- [Task] Identify each line holding the string "rituals" and copy it.

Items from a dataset
========================
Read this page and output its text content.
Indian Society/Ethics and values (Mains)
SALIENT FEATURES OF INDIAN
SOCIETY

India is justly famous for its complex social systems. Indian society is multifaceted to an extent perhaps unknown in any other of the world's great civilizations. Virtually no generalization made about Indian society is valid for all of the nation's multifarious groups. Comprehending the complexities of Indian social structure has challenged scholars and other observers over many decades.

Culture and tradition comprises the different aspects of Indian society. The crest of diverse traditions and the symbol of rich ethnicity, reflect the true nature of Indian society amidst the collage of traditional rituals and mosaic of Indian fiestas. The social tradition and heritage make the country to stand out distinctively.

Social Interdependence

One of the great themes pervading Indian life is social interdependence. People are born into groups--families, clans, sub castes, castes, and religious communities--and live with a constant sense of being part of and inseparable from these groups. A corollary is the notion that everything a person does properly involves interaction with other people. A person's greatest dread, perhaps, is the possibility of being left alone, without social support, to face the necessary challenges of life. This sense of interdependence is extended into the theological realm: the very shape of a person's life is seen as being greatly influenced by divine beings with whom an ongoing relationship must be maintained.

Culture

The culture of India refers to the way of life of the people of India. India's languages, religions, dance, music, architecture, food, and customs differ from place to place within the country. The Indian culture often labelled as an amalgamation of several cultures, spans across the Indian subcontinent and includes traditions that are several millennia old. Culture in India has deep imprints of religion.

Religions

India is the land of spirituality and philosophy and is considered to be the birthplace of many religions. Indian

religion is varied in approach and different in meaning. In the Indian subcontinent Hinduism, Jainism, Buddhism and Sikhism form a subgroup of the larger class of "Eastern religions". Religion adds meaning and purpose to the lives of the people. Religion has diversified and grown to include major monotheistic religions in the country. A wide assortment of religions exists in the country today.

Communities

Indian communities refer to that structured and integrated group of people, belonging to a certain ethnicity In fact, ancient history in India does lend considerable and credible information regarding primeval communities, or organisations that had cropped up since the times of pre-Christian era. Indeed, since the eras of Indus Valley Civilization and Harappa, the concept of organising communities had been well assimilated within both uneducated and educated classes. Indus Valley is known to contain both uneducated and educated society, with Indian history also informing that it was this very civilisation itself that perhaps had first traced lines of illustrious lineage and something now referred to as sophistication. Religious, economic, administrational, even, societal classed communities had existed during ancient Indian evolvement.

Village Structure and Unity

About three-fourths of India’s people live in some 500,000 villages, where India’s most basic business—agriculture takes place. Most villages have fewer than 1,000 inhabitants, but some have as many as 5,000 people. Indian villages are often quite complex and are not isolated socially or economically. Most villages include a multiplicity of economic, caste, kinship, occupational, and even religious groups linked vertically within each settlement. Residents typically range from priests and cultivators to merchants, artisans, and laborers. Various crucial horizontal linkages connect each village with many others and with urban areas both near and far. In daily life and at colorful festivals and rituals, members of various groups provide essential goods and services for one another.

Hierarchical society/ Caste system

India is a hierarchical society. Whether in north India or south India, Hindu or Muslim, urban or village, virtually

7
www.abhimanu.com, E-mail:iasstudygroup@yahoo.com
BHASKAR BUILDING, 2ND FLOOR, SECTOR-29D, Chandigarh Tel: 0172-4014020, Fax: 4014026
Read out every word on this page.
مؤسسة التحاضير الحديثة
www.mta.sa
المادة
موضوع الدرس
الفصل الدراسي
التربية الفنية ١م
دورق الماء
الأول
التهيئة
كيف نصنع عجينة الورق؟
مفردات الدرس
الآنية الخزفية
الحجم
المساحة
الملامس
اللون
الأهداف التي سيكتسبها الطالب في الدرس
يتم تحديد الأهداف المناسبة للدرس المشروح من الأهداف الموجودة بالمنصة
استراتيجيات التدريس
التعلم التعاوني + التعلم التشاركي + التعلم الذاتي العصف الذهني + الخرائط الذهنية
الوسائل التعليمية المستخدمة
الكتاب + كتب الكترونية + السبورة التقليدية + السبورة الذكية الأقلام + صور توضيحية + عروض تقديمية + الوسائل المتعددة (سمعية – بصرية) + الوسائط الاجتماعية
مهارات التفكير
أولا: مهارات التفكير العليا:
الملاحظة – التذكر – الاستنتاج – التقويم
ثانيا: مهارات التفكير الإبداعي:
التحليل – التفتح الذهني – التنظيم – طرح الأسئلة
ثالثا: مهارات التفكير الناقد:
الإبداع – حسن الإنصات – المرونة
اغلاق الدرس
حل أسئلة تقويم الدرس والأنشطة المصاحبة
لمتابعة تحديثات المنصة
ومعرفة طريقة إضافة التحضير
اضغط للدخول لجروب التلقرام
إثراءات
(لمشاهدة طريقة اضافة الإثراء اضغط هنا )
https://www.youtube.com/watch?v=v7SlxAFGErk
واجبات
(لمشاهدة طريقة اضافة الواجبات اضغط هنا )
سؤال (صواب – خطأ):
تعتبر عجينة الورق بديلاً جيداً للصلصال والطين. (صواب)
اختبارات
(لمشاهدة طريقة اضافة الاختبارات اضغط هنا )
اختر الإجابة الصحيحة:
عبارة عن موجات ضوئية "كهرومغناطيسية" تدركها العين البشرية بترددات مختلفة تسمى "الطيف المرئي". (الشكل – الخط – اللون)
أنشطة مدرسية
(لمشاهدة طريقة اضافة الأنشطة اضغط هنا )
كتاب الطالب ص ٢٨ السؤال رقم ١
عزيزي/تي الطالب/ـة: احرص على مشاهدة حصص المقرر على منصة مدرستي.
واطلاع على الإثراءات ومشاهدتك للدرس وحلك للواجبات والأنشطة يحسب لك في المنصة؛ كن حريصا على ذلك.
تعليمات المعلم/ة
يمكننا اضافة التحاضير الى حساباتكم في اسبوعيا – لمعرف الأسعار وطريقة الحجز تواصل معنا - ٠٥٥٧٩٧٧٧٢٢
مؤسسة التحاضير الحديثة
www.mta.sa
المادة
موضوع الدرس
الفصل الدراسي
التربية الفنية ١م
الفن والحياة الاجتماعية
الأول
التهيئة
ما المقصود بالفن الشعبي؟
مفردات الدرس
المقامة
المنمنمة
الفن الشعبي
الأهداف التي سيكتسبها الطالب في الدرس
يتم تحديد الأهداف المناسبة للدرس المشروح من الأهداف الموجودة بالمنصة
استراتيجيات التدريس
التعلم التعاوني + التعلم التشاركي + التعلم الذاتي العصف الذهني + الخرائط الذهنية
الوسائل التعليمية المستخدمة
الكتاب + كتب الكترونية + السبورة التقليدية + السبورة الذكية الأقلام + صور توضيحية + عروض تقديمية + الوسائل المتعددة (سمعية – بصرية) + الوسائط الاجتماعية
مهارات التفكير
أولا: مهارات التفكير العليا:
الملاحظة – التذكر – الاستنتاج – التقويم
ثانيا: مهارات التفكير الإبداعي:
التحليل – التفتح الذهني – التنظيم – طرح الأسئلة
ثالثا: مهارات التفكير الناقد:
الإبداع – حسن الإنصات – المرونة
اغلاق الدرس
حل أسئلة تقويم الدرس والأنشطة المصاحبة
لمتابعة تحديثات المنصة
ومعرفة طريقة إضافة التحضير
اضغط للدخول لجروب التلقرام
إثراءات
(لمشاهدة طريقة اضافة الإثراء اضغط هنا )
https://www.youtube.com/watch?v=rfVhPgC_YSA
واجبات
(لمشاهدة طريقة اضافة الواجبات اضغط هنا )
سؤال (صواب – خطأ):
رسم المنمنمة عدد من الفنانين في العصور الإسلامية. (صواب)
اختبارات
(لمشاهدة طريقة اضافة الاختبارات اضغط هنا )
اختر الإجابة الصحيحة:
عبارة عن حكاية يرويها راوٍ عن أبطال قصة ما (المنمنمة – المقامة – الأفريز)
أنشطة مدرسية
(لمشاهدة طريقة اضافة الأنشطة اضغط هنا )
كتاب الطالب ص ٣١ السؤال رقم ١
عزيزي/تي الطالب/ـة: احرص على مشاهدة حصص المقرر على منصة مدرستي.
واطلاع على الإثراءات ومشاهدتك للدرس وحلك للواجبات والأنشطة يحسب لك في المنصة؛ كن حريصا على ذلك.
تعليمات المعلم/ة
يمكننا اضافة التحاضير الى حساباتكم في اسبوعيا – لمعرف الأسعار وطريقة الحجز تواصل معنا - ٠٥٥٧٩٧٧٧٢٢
========================
- [The reply]
Culture and tradition comprises the different aspects of Indian society. The crest of diverse traditions and the symbol of rich ethnicity, reflect the true nature of Indian society amidst the collage of traditional rituals and mosaic of Indian fiestas. The social tradition and heritage make the country to stand out distinctively.
About three-fourths of India’s people live in some 500,000 villages, where India’s most basic business—agriculture takes place. Most villages have fewer than 1,000 inhabitants, but some have as many as 5,000 people. Indian villages are often quite complex and are not isolated socially or economically. Most villages include a multiplicity of economic, caste, kinship, occupational, and even religious groups linked vertically within each settlement. Residents typically range from priests and cultivators to merchants, artisans, and laborers. Various crucial horizontal linkages connect each village with many others and with urban areas both near and far. In daily life and at colorful festivals and rituals, members of various groups provide essential goods and services for one another.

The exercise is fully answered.